■ **REQUIRED TASK**: Check every line below for the word "JSON" and copy the ones that have it.

_____

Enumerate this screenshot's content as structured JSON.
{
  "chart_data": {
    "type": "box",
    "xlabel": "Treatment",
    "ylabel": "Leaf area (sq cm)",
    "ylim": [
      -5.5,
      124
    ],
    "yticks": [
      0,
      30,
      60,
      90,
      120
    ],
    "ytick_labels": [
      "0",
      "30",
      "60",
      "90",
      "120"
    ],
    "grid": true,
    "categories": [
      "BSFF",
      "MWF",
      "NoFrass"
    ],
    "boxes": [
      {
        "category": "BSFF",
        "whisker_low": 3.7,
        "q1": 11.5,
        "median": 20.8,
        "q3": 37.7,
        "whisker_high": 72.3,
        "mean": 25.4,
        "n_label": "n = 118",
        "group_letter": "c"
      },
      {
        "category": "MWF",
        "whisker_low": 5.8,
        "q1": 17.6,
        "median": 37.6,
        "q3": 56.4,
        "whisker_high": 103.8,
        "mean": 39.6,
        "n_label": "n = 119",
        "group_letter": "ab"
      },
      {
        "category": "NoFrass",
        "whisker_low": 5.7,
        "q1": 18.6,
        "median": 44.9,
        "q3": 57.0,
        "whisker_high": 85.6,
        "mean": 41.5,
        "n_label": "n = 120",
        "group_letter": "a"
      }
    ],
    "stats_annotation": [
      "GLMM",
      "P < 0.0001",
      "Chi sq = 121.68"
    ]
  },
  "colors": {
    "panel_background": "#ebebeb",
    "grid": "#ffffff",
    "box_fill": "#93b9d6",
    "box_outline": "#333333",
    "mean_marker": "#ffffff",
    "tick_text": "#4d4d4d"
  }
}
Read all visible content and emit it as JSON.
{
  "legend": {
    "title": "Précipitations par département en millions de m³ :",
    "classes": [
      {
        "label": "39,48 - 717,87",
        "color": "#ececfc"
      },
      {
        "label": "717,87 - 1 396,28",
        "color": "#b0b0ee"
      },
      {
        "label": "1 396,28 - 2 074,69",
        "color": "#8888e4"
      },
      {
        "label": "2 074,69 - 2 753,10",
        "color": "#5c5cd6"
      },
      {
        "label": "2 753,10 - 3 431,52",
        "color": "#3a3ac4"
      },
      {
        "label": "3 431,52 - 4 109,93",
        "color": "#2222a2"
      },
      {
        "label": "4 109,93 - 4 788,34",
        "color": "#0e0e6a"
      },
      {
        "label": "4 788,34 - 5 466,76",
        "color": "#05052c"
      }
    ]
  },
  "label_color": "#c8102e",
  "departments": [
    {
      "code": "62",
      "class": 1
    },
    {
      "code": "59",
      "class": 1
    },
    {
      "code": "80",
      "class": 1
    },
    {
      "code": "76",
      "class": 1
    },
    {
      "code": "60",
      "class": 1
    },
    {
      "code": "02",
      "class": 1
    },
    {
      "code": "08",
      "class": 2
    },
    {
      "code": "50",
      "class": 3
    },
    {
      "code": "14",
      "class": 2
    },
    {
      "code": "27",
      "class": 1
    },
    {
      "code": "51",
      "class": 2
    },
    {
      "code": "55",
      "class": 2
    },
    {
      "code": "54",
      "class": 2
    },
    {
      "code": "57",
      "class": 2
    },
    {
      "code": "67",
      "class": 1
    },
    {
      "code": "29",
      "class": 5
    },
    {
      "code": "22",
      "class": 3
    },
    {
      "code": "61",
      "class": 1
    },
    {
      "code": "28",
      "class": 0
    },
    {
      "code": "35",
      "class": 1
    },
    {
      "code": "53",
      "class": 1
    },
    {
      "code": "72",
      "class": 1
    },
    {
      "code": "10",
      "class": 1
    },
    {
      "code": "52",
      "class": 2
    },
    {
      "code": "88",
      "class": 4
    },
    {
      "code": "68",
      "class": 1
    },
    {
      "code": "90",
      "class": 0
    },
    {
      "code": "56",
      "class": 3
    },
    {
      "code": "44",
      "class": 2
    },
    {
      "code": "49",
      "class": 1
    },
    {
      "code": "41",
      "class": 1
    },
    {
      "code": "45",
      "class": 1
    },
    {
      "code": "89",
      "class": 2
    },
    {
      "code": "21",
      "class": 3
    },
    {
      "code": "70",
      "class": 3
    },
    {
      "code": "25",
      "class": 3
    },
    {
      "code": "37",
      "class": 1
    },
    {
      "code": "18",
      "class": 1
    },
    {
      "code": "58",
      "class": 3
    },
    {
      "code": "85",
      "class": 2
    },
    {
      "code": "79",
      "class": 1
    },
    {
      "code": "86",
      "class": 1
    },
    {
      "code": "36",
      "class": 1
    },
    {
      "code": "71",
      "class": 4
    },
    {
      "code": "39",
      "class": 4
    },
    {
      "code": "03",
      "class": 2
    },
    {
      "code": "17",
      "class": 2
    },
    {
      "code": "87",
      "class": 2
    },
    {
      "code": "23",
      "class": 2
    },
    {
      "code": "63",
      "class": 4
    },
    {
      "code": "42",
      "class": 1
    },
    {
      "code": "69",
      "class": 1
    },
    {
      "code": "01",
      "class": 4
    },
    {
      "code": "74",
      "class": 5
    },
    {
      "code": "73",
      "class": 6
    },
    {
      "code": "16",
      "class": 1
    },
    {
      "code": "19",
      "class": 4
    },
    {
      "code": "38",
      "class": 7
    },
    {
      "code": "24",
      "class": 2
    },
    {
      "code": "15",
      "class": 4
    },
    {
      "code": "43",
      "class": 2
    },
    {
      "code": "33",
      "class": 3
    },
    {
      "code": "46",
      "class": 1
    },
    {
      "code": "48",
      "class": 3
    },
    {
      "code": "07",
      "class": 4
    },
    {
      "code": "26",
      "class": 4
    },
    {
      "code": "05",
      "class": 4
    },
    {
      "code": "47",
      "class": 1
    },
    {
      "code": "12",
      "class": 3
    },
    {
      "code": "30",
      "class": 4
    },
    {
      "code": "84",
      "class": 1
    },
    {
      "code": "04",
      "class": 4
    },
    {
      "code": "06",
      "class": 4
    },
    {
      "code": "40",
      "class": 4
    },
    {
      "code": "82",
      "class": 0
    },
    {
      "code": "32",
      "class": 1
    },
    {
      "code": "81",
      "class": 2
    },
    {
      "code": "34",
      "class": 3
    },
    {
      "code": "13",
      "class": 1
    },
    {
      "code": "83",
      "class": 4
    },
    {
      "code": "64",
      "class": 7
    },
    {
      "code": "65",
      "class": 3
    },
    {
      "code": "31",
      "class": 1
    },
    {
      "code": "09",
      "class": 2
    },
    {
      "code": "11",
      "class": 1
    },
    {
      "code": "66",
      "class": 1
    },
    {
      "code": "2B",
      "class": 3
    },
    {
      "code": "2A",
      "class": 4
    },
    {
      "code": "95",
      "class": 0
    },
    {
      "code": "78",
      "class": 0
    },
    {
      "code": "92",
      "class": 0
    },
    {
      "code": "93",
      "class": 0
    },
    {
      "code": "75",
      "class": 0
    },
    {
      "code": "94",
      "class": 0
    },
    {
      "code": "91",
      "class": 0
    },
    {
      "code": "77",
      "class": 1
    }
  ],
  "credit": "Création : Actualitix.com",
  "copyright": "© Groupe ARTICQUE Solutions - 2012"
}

_____

■ **RESULT OF THE EXERCISE**:
Enumerate this screenshot's content as structured JSON.
Read all visible content and emit it as JSON.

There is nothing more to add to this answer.